# "The Legend Of The Lone Ranger" finally gets a street date for DVD



## Steve615 (Feb 5, 2006)

Fans of western movies/shows and the Lone Ranger on here may be interested in the future release of a film from 1981."The Legend Of The Lone Ranger" has finally been given a street date of 08/26/08 according to the following links.

http://www.amazon.com/Legend-Lone-Ranger-Klinton-Spilsbury/dp/B001ARDC16/ref=sr_1_7?ie=UTF8&s=dvd&qid=1212947093&sr=1-7

http://videoeta.com/movie/33809

I had wondered for the longest time why this movie was never released on DVD here in the states,but was available overseas.


----------



## paulman182 (Aug 4, 2006)

I thought fans of the Lone Ranger hated this movie?

I think I saw it in 1981 but at that time I didn't know what the Lone Ranger was supposed to be like, so I just thought it was a ho-hum western.


----------



## Richard King (Mar 25, 2002)

I haven't seen the movie, but I can't imagine anyone other than Clayton Moore playing the Lone Ranger.


----------



## Carl Spock (Sep 3, 2004)

paulman182 said:


> I thought fans of the Lone Ranger hated this movie?
> 
> I think I saw it in 1981 but at that time I didn't know what the Lone Ranger was supposed to be like, so I just thought it was a ho-hum western.


I didn't think it was very good. Hated, no.


----------



## Stewart Vernon (Jan 7, 2005)

paulman182 said:


> I thought fans of the Lone Ranger hated this movie?
> 
> I think I saw it in 1981 but at that time I didn't know what the Lone Ranger was supposed to be like, so I just thought it was a ho-hum western.


I got that same impression too... that long-time fans of the original series were not happy with the 1980s version.

I used to watch the original when I was a kid (it was all way before my time, however)... but I have to say I actually liked the 1980s movie. Did I like it better? No... but I still liked it.


----------
┄┄┄┄┄┄┄┄┄┄┄┄┄┄┄┄┄┄┄┄
Brief A: Reproduce the lines of the listing between the line holding "panel-title: Relative Humidity" and the line holding "series-line <box>49 180 583 266</box>", inclusive.
The forum thread and the listing come from unrelated sources.

Records for the exercise:
┄┄┄┄┄┄┄┄┄┄┄┄┄┄┄┄┄┄┄┄
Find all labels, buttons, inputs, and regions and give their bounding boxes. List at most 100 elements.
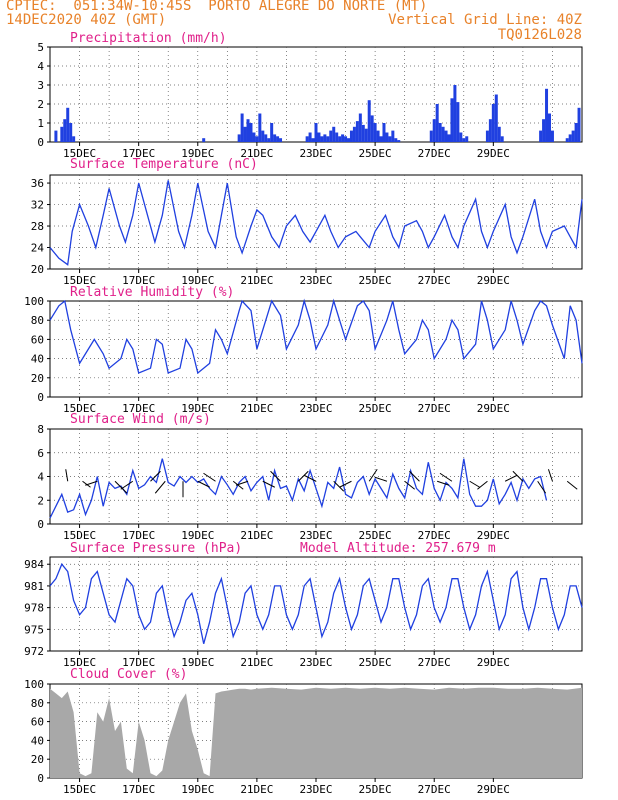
panel-title: Relative Humidity (%) <box>70 285 234 300</box>
wind-arrow <box>439 472 453 482</box>
precip-bar <box>571 130 575 142</box>
precip-bar <box>497 126 501 142</box>
wind-arrow <box>203 472 216 482</box>
y-tick-label: 20 <box>31 372 44 385</box>
panel-frame <box>49 556 583 652</box>
y-tick-label: 4 <box>37 471 44 484</box>
precip-bar <box>394 138 398 142</box>
wind-arrow <box>477 480 488 490</box>
wind-arrow <box>537 480 547 494</box>
x-tick-label: 27DEC <box>418 274 451 287</box>
precip-bar <box>335 132 339 142</box>
precip-bar <box>494 94 498 142</box>
y-tick-label: 0 <box>37 391 44 404</box>
y-tick-label: 1 <box>37 117 44 130</box>
precip-bar <box>462 138 466 142</box>
x-tick-label: 21DEC <box>240 147 273 160</box>
precip-bar <box>332 126 336 142</box>
precip-bar <box>376 130 380 142</box>
x-tick-label: 15DEC <box>63 529 96 542</box>
precip-bar <box>258 113 262 142</box>
wind-arrow <box>504 474 518 482</box>
x-tick-label: 15DEC <box>63 656 96 669</box>
x-tick-label: 21DEC <box>240 529 273 542</box>
x-tick-label: 29DEC <box>477 783 510 796</box>
x-tick-label: 15DEC <box>63 147 96 160</box>
wind-arrow <box>404 480 415 490</box>
precip-bar <box>314 123 318 142</box>
wind-arrow <box>409 470 420 482</box>
header-date: 14DEC2020 40Z (GMT) <box>6 12 167 28</box>
precip-bar <box>361 124 365 142</box>
precip-bar <box>444 130 448 142</box>
x-tick-label: 19DEC <box>181 656 214 669</box>
precip-bar <box>568 134 572 142</box>
precip-bar <box>382 123 386 142</box>
x-tick-label: 17DEC <box>122 656 155 669</box>
x-tick-label: 21DEC <box>240 402 273 415</box>
x-tick-label: 23DEC <box>299 147 332 160</box>
x-tick-label: 19DEC <box>181 147 214 160</box>
wind-arrow <box>368 468 378 482</box>
precip-bar <box>352 126 356 142</box>
x-tick-label: 19DEC <box>181 783 214 796</box>
y-tick-label: 975 <box>24 623 44 636</box>
precip-bar <box>329 130 333 142</box>
x-tick-label: 17DEC <box>122 274 155 287</box>
wind-arrow <box>120 480 134 490</box>
wind-arrow <box>547 469 553 482</box>
series-line <box>49 180 583 266</box>
precip-bar <box>364 128 368 142</box>
precip-bar <box>456 102 460 142</box>
wind-arrow <box>469 480 480 488</box>
y-tick-label: 0 <box>37 518 44 531</box>
y-tick-label: 40 <box>31 734 44 747</box>
precip-bar <box>491 104 495 142</box>
wind-arrow <box>339 480 352 488</box>
y-tick-label: 2 <box>37 98 44 111</box>
precip-bar <box>459 132 463 142</box>
y-tick-label: 0 <box>37 136 44 149</box>
precip-bar <box>370 115 374 142</box>
precip-bar <box>453 85 457 142</box>
header-line1: CPTEC: 051:34W-10:45S PORTO ALEGRE DO NO… <box>6 0 428 14</box>
y-tick-label: 80 <box>31 314 44 327</box>
header-grid-info: Vertical Grid Line: 40Z <box>388 12 582 28</box>
precip-bar <box>243 126 247 142</box>
y-tick-label: 5 <box>37 41 44 54</box>
y-tick-label: 36 <box>31 177 44 190</box>
panel-title: Surface Temperature (nC) <box>70 157 258 172</box>
precip-bar <box>249 123 253 142</box>
panel-frame <box>49 174 583 270</box>
wind-arrow <box>303 474 317 482</box>
precip-bar <box>202 138 206 142</box>
y-tick-label: 4 <box>37 60 44 73</box>
precip-bar <box>450 98 454 142</box>
x-tick-label: 17DEC <box>122 147 155 160</box>
wind-arrow <box>154 480 166 494</box>
x-tick-label: 25DEC <box>359 147 392 160</box>
y-tick-label: 100 <box>24 678 44 691</box>
precip-bar <box>63 119 67 142</box>
precip-bar <box>279 138 283 142</box>
x-tick-label: 15DEC <box>63 402 96 415</box>
x-tick-label: 25DEC <box>359 402 392 415</box>
precip-bar <box>438 123 442 142</box>
precip-bar <box>240 113 244 142</box>
precip-bar <box>237 134 241 142</box>
y-tick-label: 978 <box>24 602 44 615</box>
precip-bar <box>66 107 70 142</box>
precip-bar <box>270 123 274 142</box>
x-tick-label: 27DEC <box>418 783 451 796</box>
series-line <box>49 562 583 644</box>
wind-arrow <box>232 480 244 490</box>
y-tick-label: 3 <box>37 79 44 92</box>
y-tick-label: 100 <box>24 295 44 308</box>
cloud-cover-area <box>50 687 582 778</box>
panel-annotation: Model Altitude: 257.679 m <box>300 541 496 556</box>
wind-arrow <box>374 476 388 482</box>
x-tick-label: 23DEC <box>299 402 332 415</box>
x-tick-label: 17DEC <box>122 529 155 542</box>
precip-bar <box>447 134 451 142</box>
┄┄┄┄┄┄┄┄┄┄┄┄┄┄┄┄┄┄┄┄
Brief B: List the usernames of everyone who posted in the forum thread.

Full response A:
panel-title: Relative Humidity (%) <box>70 285 234 300</box>
wind-arrow <box>439 472 453 482</box>
precip-bar <box>571 130 575 142</box>
precip-bar <box>497 126 501 142</box>
wind-arrow <box>203 472 216 482</box>
y-tick-label: 20 <box>31 372 44 385</box>
panel-frame <box>49 556 583 652</box>
y-tick-label: 4 <box>37 471 44 484</box>
precip-bar <box>394 138 398 142</box>
wind-arrow <box>477 480 488 490</box>
wind-arrow <box>537 480 547 494</box>
x-tick-label: 27DEC <box>418 274 451 287</box>
precip-bar <box>335 132 339 142</box>
precip-bar <box>494 94 498 142</box>
y-tick-label: 0 <box>37 391 44 404</box>
y-tick-label: 1 <box>37 117 44 130</box>
precip-bar <box>462 138 466 142</box>
x-tick-label: 21DEC <box>240 147 273 160</box>
precip-bar <box>332 126 336 142</box>
precip-bar <box>376 130 380 142</box>
x-tick-label: 15DEC <box>63 529 96 542</box>
precip-bar <box>258 113 262 142</box>
wind-arrow <box>504 474 518 482</box>
x-tick-label: 15DEC <box>63 656 96 669</box>
x-tick-label: 21DEC <box>240 529 273 542</box>
x-tick-label: 29DEC <box>477 783 510 796</box>
x-tick-label: 15DEC <box>63 147 96 160</box>
wind-arrow <box>404 480 415 490</box>
precip-bar <box>314 123 318 142</box>
wind-arrow <box>409 470 420 482</box>
header-date: 14DEC2020 40Z (GMT) <box>6 12 167 28</box>
precip-bar <box>361 124 365 142</box>
precip-bar <box>444 130 448 142</box>
x-tick-label: 19DEC <box>181 656 214 669</box>
precip-bar <box>568 134 572 142</box>
precip-bar <box>382 123 386 142</box>
x-tick-label: 17DEC <box>122 656 155 669</box>
x-tick-label: 21DEC <box>240 402 273 415</box>
x-tick-label: 23DEC <box>299 147 332 160</box>
x-tick-label: 19DEC <box>181 147 214 160</box>
wind-arrow <box>368 468 378 482</box>
precip-bar <box>352 126 356 142</box>
x-tick-label: 19DEC <box>181 783 214 796</box>
y-tick-label: 975 <box>24 623 44 636</box>
precip-bar <box>329 130 333 142</box>
x-tick-label: 17DEC <box>122 274 155 287</box>
wind-arrow <box>120 480 134 490</box>
wind-arrow <box>547 469 553 482</box>
series-line <box>49 180 583 266</box>

Full response B:
Steve615
paulman182
Richard King
Carl Spock
Stewart Vernon